[Data entries]

****************

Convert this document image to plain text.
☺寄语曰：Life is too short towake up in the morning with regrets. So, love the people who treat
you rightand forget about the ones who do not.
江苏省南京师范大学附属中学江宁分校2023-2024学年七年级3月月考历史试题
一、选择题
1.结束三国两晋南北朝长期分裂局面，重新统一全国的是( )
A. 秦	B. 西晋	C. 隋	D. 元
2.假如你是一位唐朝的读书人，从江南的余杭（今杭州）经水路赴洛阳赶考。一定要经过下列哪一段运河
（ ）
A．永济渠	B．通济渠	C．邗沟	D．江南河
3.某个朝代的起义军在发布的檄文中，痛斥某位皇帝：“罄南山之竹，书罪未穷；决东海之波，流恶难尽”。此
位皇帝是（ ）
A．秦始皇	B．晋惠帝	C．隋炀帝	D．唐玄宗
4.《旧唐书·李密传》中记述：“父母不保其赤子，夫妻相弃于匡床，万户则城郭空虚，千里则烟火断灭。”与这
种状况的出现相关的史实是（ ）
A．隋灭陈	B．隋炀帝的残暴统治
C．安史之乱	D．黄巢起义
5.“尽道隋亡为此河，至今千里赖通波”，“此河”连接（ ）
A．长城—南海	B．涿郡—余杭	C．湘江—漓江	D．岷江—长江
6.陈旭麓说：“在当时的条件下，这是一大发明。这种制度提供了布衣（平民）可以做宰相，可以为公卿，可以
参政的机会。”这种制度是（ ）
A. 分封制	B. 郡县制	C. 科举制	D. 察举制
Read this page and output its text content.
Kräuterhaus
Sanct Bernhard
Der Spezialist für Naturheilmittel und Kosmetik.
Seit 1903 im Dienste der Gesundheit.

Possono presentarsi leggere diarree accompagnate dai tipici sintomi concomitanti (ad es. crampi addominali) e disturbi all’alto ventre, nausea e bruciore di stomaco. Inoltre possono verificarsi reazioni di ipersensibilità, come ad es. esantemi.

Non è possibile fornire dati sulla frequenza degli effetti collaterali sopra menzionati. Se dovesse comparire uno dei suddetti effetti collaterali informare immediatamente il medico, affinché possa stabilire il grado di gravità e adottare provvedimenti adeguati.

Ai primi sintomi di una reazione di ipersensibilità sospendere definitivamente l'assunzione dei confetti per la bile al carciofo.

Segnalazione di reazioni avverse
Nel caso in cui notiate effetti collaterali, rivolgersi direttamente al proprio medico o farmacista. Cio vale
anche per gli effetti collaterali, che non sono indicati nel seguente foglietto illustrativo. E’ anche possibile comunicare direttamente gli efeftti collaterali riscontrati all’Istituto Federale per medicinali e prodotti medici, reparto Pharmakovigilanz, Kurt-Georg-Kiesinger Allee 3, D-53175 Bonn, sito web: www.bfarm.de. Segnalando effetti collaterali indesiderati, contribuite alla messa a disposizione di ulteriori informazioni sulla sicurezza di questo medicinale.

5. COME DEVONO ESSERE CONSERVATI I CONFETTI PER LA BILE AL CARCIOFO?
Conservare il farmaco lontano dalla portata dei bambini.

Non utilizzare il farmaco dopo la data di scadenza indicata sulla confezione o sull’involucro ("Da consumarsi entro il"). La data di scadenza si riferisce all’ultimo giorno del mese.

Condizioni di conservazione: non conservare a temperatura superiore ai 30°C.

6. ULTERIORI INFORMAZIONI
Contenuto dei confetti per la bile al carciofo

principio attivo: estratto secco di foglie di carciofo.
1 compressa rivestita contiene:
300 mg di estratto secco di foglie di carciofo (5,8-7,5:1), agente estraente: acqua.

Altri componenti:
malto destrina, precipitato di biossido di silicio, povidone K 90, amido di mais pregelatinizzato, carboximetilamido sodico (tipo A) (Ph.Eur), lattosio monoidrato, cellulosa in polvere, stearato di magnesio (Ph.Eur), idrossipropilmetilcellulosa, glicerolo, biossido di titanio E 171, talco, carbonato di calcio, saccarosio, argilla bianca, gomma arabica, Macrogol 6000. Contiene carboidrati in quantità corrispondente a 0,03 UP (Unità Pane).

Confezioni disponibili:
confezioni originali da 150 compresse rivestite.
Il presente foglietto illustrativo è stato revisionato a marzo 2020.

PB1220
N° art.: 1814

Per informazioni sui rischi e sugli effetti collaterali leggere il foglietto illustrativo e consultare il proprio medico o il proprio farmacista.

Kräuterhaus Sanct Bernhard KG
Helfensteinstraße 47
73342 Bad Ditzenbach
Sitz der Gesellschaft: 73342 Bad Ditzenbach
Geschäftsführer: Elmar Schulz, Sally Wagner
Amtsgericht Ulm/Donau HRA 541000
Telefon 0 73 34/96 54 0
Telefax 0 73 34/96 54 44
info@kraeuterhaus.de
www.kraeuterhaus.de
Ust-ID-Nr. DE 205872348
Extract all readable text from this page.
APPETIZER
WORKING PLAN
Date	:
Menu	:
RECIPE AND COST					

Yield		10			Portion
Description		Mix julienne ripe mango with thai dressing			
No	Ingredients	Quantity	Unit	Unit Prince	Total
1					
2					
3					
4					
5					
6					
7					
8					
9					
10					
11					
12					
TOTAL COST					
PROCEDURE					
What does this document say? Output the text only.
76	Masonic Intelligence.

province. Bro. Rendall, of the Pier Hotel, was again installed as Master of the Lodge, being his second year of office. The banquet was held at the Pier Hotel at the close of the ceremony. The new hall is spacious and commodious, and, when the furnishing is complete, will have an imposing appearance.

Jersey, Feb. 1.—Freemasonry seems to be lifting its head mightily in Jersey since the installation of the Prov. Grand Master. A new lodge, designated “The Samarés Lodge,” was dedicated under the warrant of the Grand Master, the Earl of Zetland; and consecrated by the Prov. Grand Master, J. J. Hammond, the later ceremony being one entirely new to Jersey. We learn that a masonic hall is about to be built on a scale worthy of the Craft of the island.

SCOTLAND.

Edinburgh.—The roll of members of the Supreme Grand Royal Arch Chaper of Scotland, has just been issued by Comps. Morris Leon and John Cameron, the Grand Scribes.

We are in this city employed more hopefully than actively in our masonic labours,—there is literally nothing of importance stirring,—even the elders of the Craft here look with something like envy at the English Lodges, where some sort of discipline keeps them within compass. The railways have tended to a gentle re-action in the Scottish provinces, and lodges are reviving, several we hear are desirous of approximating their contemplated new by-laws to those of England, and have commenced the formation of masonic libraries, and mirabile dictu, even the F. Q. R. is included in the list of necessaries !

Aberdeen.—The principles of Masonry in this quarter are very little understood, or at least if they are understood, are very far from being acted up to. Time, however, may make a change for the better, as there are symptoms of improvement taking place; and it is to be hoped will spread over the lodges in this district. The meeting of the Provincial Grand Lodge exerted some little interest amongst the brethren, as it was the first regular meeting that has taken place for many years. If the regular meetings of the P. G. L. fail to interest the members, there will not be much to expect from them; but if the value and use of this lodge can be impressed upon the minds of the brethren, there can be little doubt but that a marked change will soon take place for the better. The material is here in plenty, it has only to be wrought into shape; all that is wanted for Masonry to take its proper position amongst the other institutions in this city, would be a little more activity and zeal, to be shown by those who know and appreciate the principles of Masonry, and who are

****************

> **THE TASK**
Could you quote the material above in full, exactly as it stands?

> **RESULT OF THIS EXERCISE**
Convert this document image to plain text.
☺寄语曰：Life is too short towake up in the morning with regrets. So, love the people who treat
you rightand forget about the ones who do not.
江苏省南京师范大学附属中学江宁分校2023-2024学年七年级3月月考历史试题
一、选择题
1.结束三国两晋南北朝长期分裂局面，重新统一全国的是( )
A. 秦	B. 西晋	C. 隋	D. 元
2.假如你是一位唐朝的读书人，从江南的余杭（今杭州）经水路赴洛阳赶考。一定要经过下列哪一段运河
（ ）
A．永济渠	B．通济渠	C．邗沟	D．江南河
3.某个朝代的起义军在发布的檄文中，痛斥某位皇帝：“罄南山之竹，书罪未穷；决东海之波，流恶难尽”。此
位皇帝是（ ）
A．秦始皇	B．晋惠帝	C．隋炀帝	D．唐玄宗
4.《旧唐书·李密传》中记述：“父母不保其赤子，夫妻相弃于匡床，万户则城郭空虚，千里则烟火断灭。”与这
种状况的出现相关的史实是（ ）
A．隋灭陈	B．隋炀帝的残暴统治
C．安史之乱	D．黄巢起义
5.“尽道隋亡为此河，至今千里赖通波”，“此河”连接（ ）
A．长城—南海	B．涿郡—余杭	C．湘江—漓江	D．岷江—长江
6.陈旭麓说：“在当时的条件下，这是一大发明。这种制度提供了布衣（平民）可以做宰相，可以为公卿，可以
参政的机会。”这种制度是（ ）
A. 分封制	B. 郡县制	C. 科举制	D. 察举制
Read this page and output its text content.
Kräuterhaus
Sanct Bernhard
Der Spezialist für Naturheilmittel und Kosmetik.
Seit 1903 im Dienste der Gesundheit.

Possono presentarsi leggere diarree accompagnate dai tipici sintomi concomitanti (ad es. crampi addominali) e disturbi all’alto ventre, nausea e bruciore di stomaco. Inoltre possono verificarsi reazioni di ipersensibilità, come ad es. esantemi.

Non è possibile fornire dati sulla frequenza degli effetti collaterali sopra menzionati. Se dovesse comparire uno dei suddetti effetti collaterali informare immediatamente il medico, affinché possa stabilire il grado di gravità e adottare provvedimenti adeguati.

Ai primi sintomi di una reazione di ipersensibilità sospendere definitivamente l'assunzione dei confetti per la bile al carciofo.

Segnalazione di reazioni avverse
Nel caso in cui notiate effetti collaterali, rivolgersi direttamente al proprio medico o farmacista. Cio vale
anche per gli effetti collaterali, che non sono indicati nel seguente foglietto illustrativo. E’ anche possibile comunicare direttamente gli efeftti collaterali riscontrati all’Istituto Federale per medicinali e prodotti medici, reparto Pharmakovigilanz, Kurt-Georg-Kiesinger Allee 3, D-53175 Bonn, sito web: www.bfarm.de. Segnalando effetti collaterali indesiderati, contribuite alla messa a disposizione di ulteriori informazioni sulla sicurezza di questo medicinale.

5. COME DEVONO ESSERE CONSERVATI I CONFETTI PER LA BILE AL CARCIOFO?
Conservare il farmaco lontano dalla portata dei bambini.

Non utilizzare il farmaco dopo la data di scadenza indicata sulla confezione o sull’involucro ("Da consumarsi entro il"). La data di scadenza si riferisce all’ultimo giorno del mese.

Condizioni di conservazione: non conservare a temperatura superiore ai 30°C.

6. ULTERIORI INFORMAZIONI
Contenuto dei confetti per la bile al carciofo

principio attivo: estratto secco di foglie di carciofo.
1 compressa rivestita contiene:
300 mg di estratto secco di foglie di carciofo (5,8-7,5:1), agente estraente: acqua.

Altri componenti:
malto destrina, precipitato di biossido di silicio, povidone K 90, amido di mais pregelatinizzato, carboximetilamido sodico (tipo A) (Ph.Eur), lattosio monoidrato, cellulosa in polvere, stearato di magnesio (Ph.Eur), idrossipropilmetilcellulosa, glicerolo, biossido di titanio E 171, talco, carbonato di calcio, saccarosio, argilla bianca, gomma arabica, Macrogol 6000. Contiene carboidrati in quantità corrispondente a 0,03 UP (Unità Pane).

Confezioni disponibili:
confezioni originali da 150 compresse rivestite.
Il presente foglietto illustrativo è stato revisionato a marzo 2020.

PB1220
N° art.: 1814

Per informazioni sui rischi e sugli effetti collaterali leggere il foglietto illustrativo e consultare il proprio medico o il proprio farmacista.

Kräuterhaus Sanct Bernhard KG
Helfensteinstraße 47
73342 Bad Ditzenbach
Sitz der Gesellschaft: 73342 Bad Ditzenbach
Geschäftsführer: Elmar Schulz, Sally Wagner
Amtsgericht Ulm/Donau HRA 541000
Telefon 0 73 34/96 54 0
Telefax 0 73 34/96 54 44
info@kraeuterhaus.de
www.kraeuterhaus.de
Ust-ID-Nr. DE 205872348
Extract all readable text from this page.
APPETIZER
WORKING PLAN
Date	:
Menu	:
RECIPE AND COST					

Yield		10			Portion
Description		Mix julienne ripe mango with thai dressing			
No	Ingredients	Quantity	Unit	Unit Prince	Total
1					
2					
3					
4					
5					
6					
7					
8					
9					
10					
11					
12					
TOTAL COST					
PROCEDURE					
What does this document say? Output the text only.
76	Masonic Intelligence.

province. Bro. Rendall, of the Pier Hotel, was again installed as Master of the Lodge, being his second year of office. The banquet was held at the Pier Hotel at the close of the ceremony. The new hall is spacious and commodious, and, when the furnishing is complete, will have an imposing appearance.

Jersey, Feb. 1.—Freemasonry seems to be lifting its head mightily in Jersey since the installation of the Prov. Grand Master. A new lodge, designated “The Samarés Lodge,” was dedicated under the warrant of the Grand Master, the Earl of Zetland; and consecrated by the Prov. Grand Master, J. J. Hammond, the later ceremony being one entirely new to Jersey. We learn that a masonic hall is about to be built on a scale worthy of the Craft of the island.

SCOTLAND.

Edinburgh.—The roll of members of the Supreme Grand Royal Arch Chaper of Scotland, has just been issued by Comps. Morris Leon and John Cameron, the Grand Scribes.

We are in this city employed more hopefully than actively in our masonic labours,—there is literally nothing of importance stirring,—even the elders of the Craft here look with something like envy at the English Lodges, where some sort of discipline keeps them within compass. The railways have tended to a gentle re-action in the Scottish provinces, and lodges are reviving, several we hear are desirous of approximating their contemplated new by-laws to those of England, and have commenced the formation of masonic libraries, and mirabile dictu, even the F. Q. R. is included in the list of necessaries !

Aberdeen.—The principles of Masonry in this quarter are very little understood, or at least if they are understood, are very far from being acted up to. Time, however, may make a change for the better, as there are symptoms of improvement taking place; and it is to be hoped will spread over the lodges in this district. The meeting of the Provincial Grand Lodge exerted some little interest amongst the brethren, as it was the first regular meeting that has taken place for many years. If the regular meetings of the P. G. L. fail to interest the members, there will not be much to expect from them; but if the value and use of this lodge can be impressed upon the minds of the brethren, there can be little doubt but that a marked change will soon take place for the better. The material is here in plenty, it has only to be wrought into shape; all that is wanted for Masonry to take its proper position amongst the other institutions in this city, would be a little more activity and zeal, to be shown by those who know and appreciate the principles of Masonry, and who are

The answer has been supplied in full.